▸ EXERCISE DIRECTIONS: Write the data out again, exactly as given.
··· RECORD EXCERPTS ···
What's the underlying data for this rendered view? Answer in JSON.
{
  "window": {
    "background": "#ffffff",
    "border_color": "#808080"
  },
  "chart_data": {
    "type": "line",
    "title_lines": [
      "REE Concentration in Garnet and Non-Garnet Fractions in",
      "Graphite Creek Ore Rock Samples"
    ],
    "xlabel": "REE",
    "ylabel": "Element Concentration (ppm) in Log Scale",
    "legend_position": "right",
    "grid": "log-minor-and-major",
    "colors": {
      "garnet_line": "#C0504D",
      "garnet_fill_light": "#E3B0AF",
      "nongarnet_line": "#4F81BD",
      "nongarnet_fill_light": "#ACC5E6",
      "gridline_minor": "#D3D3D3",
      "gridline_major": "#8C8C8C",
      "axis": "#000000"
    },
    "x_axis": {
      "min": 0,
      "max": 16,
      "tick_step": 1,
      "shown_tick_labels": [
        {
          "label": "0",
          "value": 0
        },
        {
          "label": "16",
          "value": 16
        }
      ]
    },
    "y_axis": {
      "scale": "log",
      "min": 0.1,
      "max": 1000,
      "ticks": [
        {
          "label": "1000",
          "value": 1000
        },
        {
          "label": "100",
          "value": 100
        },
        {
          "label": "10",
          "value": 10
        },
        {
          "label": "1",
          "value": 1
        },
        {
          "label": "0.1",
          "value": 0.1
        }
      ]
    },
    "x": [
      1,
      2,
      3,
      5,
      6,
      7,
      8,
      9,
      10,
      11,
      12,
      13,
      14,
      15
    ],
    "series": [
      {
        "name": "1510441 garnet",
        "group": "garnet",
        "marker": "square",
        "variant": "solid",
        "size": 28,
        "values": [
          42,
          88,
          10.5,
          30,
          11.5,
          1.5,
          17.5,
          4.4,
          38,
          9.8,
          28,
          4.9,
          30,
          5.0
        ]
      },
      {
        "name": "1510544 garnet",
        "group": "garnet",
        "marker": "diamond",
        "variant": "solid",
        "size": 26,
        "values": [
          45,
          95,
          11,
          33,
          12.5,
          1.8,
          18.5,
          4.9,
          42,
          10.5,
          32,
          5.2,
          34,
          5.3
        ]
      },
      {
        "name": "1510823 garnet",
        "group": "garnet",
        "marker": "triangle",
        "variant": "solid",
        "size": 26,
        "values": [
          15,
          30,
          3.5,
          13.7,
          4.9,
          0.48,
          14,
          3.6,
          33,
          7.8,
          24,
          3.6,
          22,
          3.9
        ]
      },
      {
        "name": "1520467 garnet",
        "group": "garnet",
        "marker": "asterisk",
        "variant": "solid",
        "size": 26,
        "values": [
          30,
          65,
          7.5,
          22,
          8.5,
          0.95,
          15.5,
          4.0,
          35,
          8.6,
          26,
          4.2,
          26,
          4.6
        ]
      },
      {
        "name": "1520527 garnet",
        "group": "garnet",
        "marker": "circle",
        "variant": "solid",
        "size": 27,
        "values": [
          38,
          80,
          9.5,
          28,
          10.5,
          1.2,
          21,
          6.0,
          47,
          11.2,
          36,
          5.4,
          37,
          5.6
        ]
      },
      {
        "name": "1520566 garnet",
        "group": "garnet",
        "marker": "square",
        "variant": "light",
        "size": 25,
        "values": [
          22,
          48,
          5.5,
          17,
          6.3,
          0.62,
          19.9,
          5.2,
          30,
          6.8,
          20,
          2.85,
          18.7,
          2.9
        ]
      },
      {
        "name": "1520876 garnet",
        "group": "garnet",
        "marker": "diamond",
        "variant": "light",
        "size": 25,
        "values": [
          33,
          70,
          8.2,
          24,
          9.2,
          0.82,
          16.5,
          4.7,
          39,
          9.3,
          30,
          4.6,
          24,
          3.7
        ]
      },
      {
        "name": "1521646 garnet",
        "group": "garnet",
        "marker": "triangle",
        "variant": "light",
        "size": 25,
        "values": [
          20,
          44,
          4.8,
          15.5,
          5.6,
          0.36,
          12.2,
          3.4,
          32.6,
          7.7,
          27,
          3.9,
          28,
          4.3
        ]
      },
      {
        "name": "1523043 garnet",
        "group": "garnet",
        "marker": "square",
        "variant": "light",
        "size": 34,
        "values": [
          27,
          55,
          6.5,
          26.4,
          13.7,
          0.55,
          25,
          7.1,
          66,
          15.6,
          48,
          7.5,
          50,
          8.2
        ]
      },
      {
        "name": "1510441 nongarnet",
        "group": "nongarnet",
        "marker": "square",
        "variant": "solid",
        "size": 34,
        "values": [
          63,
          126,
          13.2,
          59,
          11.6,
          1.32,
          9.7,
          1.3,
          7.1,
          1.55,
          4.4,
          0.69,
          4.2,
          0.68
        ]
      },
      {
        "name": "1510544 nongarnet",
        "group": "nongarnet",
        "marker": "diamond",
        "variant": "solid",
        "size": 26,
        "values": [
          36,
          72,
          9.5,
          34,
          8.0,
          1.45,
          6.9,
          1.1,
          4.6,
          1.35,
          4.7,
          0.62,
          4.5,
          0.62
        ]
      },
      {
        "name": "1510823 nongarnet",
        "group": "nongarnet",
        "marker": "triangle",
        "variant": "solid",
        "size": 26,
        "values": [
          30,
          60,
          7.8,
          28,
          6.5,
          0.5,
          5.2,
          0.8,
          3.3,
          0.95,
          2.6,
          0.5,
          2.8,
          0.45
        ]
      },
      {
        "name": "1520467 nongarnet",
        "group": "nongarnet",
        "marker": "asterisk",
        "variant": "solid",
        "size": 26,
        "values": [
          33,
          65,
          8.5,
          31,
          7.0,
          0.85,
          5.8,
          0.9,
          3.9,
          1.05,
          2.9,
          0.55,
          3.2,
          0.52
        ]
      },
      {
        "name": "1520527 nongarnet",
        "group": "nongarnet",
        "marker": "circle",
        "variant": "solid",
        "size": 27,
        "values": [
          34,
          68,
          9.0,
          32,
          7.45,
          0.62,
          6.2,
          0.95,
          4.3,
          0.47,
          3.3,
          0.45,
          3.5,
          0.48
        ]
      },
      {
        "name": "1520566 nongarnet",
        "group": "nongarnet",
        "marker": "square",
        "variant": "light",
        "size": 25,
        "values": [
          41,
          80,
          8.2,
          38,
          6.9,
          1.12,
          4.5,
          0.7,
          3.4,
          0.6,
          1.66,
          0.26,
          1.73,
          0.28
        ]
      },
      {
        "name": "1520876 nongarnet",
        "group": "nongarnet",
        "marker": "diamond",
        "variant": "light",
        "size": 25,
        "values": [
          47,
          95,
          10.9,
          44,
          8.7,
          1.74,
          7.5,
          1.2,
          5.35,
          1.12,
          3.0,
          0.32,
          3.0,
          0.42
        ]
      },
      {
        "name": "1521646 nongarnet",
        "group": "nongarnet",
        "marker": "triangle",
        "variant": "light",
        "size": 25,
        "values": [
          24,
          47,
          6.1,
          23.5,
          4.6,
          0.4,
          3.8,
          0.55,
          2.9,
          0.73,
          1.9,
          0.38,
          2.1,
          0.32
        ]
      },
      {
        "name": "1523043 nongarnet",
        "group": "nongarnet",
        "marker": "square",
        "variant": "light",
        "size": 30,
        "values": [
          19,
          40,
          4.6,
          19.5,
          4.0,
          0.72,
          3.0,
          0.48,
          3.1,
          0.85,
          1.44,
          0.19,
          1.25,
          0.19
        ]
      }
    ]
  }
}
···
▸ RESPONSE:
What's the underlying data for this rendered view? Answer in JSON.
{
  "window": {
    "background": "#ffffff",
    "border_color": "#808080"
  },
  "chart_data": {
    "type": "line",
    "title_lines": [
      "REE Concentration in Garnet and Non-Garnet Fractions in",
      "Graphite Creek Ore Rock Samples"
    ],
    "xlabel": "REE",
    "ylabel": "Element Concentration (ppm) in Log Scale",
    "legend_position": "right",
    "grid": "log-minor-and-major",
    "colors": {
      "garnet_line": "#C0504D",
      "garnet_fill_light": "#E3B0AF",
      "nongarnet_line": "#4F81BD",
      "nongarnet_fill_light": "#ACC5E6",
      "gridline_minor": "#D3D3D3",
      "gridline_major": "#8C8C8C",
      "axis": "#000000"
    },
    "x_axis": {
      "min": 0,
      "max": 16,
      "tick_step": 1,
      "shown_tick_labels": [
        {
          "label": "0",
          "value": 0
        },
        {
          "label": "16",
          "value": 16
        }
      ]
    },
    "y_axis": {
      "scale": "log",
      "min": 0.1,
      "max": 1000,
      "ticks": [
        {
          "label": "1000",
          "value": 1000
        },
        {
          "label": "100",
          "value": 100
        },
        {
          "label": "10",
          "value": 10
        },
        {
          "label": "1",
          "value": 1
        },
        {
          "label": "0.1",
          "value": 0.1
        }
      ]
    },
    "x": [
      1,
      2,
      3,
      5,
      6,
      7,
      8,
      9,
      10,
      11,
      12,
      13,
      14,
      15
    ],
    "series": [
      {
        "name": "1510441 garnet",
        "group": "garnet",
        "marker": "square",
        "variant": "solid",
        "size": 28,
        "values": [
          42,
          88,
          10.5,
          30,
          11.5,
          1.5,
          17.5,
          4.4,
          38,
          9.8,
          28,
          4.9,
          30,
          5.0
        ]
      },
      {
        "name": "1510544 garnet",
        "group": "garnet",
        "marker": "diamond",
        "variant": "solid",
        "size": 26,
        "values": [
          45,
          95,
          11,
          33,
          12.5,
          1.8,
          18.5,
          4.9,
          42,
          10.5,
          32,
          5.2,
          34,
          5.3
        ]
      },
      {
        "name": "1510823 garnet",
        "group": "garnet",
        "marker": "triangle",
        "variant": "solid",
        "size": 26,
        "values": [
          15,
          30,
          3.5,
          13.7,
          4.9,
          0.48,
          14,
          3.6,
          33,
          7.8,
          24,
          3.6,
          22,
          3.9
        ]
      },
      {
        "name": "1520467 garnet",
        "group": "garnet",
        "marker": "asterisk",
        "variant": "solid",
        "size": 26,
        "values": [
          30,
          65,
          7.5,
          22,
          8.5,
          0.95,
          15.5,
          4.0,
          35,
          8.6,
          26,
          4.2,
          26,
          4.6
        ]
      },
      {
        "name": "1520527 garnet",
        "group": "garnet",
        "marker": "circle",
        "variant": "solid",
        "size": 27,
        "values": [
          38,
          80,
          9.5,
          28,
          10.5,
          1.2,
          21,
          6.0,
          47,
          11.2,
          36,
          5.4,
          37,
          5.6
        ]
      },
      {
        "name": "1520566 garnet",
        "group": "garnet",
        "marker": "square",
        "variant": "light",
        "size": 25,
        "values": [
          22,
          48,
          5.5,
          17,
          6.3,
          0.62,
          19.9,
          5.2,
          30,
          6.8,
          20,
          2.85,
          18.7,
          2.9
        ]
      },
      {
        "name": "1520876 garnet",
        "group": "garnet",
        "marker": "diamond",
        "variant": "light",
        "size": 25,
        "values": [
          33,
          70,
          8.2,
          24,
          9.2,
          0.82,
          16.5,
          4.7,
          39,
          9.3,
          30,
          4.6,
          24,
          3.7
        ]
      },
      {
        "name": "1521646 garnet",
        "group": "garnet",
        "marker": "triangle",
        "variant": "light",
        "size": 25,
        "values": [
          20,
          44,
          4.8,
          15.5,
          5.6,
          0.36,
          12.2,
          3.4,
          32.6,
          7.7,
          27,
          3.9,
          28,
          4.3
        ]
      },
      {
        "name": "1523043 garnet",
        "group": "garnet",
        "marker": "square",
        "variant": "light",
        "size": 34,
        "values": [
          27,
          55,
          6.5,
          26.4,
          13.7,
          0.55,
          25,
          7.1,
          66,
          15.6,
          48,
          7.5,
          50,
          8.2
        ]
      },
      {
        "name": "1510441 nongarnet",
        "group": "nongarnet",
        "marker": "square",
        "variant": "solid",
        "size": 34,
        "values": [
          63,
          126,
          13.2,
          59,
          11.6,
          1.32,
          9.7,
          1.3,
          7.1,
          1.55,
          4.4,
          0.69,
          4.2,
          0.68
        ]
      },
      {
        "name": "1510544 nongarnet",
        "group": "nongarnet",
        "marker": "diamond",
        "variant": "solid",
        "size": 26,
        "values": [
          36,
          72,
          9.5,
          34,
          8.0,
          1.45,
          6.9,
          1.1,
          4.6,
          1.35,
          4.7,
          0.62,
          4.5,
          0.62
        ]
      },
      {
        "name": "1510823 nongarnet",
        "group": "nongarnet",
        "marker": "triangle",
        "variant": "solid",
        "size": 26,
        "values": [
          30,
          60,
          7.8,
          28,
          6.5,
          0.5,
          5.2,
          0.8,
          3.3,
          0.95,
          2.6,
          0.5,
          2.8,
          0.45
        ]
      },
      {
        "name": "1520467 nongarnet",
        "group": "nongarnet",
        "marker": "asterisk",
        "variant": "solid",
        "size": 26,
        "values": [
          33,
          65,
          8.5,
          31,
          7.0,
          0.85,
          5.8,
          0.9,
          3.9,
          1.05,
          2.9,
          0.55,
          3.2,
          0.52
        ]
      },
      {
        "name": "1520527 nongarnet",
        "group": "nongarnet",
        "marker": "circle",
        "variant": "solid",
        "size": 27,
        "values": [
          34,
          68,
          9.0,
          32,
          7.45,
          0.62,
          6.2,
          0.95,
          4.3,
          0.47,
          3.3,
          0.45,
          3.5,
          0.48
        ]
      },
      {
        "name": "1520566 nongarnet",
        "group": "nongarnet",
        "marker": "square",
        "variant": "light",
        "size": 25,
        "values": [
          41,
          80,
          8.2,
          38,
          6.9,
          1.12,
          4.5,
          0.7,
          3.4,
          0.6,
          1.66,
          0.26,
          1.73,
          0.28
        ]
      },
      {
        "name": "1520876 nongarnet",
        "group": "nongarnet",
        "marker": "diamond",
        "variant": "light",
        "size": 25,
        "values": [
          47,
          95,
          10.9,
          44,
          8.7,
          1.74,
          7.5,
          1.2,
          5.35,
          1.12,
          3.0,
          0.32,
          3.0,
          0.42
        ]
      },
      {
        "name": "1521646 nongarnet",
        "group": "nongarnet",
        "marker": "triangle",
        "variant": "light",
        "size": 25,
        "values": [
          24,
          47,
          6.1,
          23.5,
          4.6,
          0.4,
          3.8,
          0.55,
          2.9,
          0.73,
          1.9,
          0.38,
          2.1,
          0.32
        ]
      },
      {
        "name": "1523043 nongarnet",
        "group": "nongarnet",
        "marker": "square",
        "variant": "light",
        "size": 30,
        "values": [
          19,
          40,
          4.6,
          19.5,
          4.0,
          0.72,
          3.0,
          0.48,
          3.1,
          0.85,
          1.44,
          0.19,
          1.25,
          0.19
        ]
      }
    ]
  }
}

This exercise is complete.